● **WRITTEN EXERCISE**: Collect all lines below with the string "Speed".

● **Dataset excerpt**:
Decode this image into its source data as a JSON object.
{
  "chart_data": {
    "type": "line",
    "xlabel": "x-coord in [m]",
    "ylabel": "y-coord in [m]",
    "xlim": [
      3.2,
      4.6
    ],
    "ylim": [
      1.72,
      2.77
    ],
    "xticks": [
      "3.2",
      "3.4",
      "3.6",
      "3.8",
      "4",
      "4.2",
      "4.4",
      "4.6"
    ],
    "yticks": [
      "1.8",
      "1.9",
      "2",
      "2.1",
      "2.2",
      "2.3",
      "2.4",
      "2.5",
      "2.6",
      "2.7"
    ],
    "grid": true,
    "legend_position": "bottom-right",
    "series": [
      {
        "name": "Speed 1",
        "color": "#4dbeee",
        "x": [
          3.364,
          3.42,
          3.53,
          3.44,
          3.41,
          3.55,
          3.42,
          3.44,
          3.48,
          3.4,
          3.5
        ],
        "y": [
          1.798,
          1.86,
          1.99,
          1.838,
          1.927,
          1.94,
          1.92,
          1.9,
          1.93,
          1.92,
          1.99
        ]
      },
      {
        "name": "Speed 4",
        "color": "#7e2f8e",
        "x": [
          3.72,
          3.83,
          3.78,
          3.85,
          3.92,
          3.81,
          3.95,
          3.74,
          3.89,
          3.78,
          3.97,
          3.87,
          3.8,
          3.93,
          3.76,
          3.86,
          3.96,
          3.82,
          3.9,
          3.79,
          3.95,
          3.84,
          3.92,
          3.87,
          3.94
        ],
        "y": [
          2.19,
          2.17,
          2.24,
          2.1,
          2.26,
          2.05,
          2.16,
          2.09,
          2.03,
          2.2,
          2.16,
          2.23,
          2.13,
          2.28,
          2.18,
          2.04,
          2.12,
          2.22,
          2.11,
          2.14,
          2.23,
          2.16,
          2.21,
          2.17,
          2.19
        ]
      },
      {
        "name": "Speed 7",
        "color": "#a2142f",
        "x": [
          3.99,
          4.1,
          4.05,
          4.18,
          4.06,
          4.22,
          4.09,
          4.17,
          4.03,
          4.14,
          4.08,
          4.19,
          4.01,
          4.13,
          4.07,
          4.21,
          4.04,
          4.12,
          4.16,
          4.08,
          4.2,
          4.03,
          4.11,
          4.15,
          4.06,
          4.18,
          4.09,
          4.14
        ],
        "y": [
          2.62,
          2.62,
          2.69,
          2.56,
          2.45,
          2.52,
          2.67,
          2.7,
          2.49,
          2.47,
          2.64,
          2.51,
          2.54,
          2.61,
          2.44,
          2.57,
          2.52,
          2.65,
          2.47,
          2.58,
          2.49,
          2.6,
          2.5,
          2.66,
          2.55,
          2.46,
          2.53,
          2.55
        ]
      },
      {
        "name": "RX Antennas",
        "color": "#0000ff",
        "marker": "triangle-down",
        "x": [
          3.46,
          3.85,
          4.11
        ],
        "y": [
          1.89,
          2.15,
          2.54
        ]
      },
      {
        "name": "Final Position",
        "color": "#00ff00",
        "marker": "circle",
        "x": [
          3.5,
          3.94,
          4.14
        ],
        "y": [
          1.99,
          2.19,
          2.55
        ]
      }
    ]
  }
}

● **TASK RESULT**:
        "name": "Speed 1",
        "name": "Speed 4",
        "name": "Speed 7",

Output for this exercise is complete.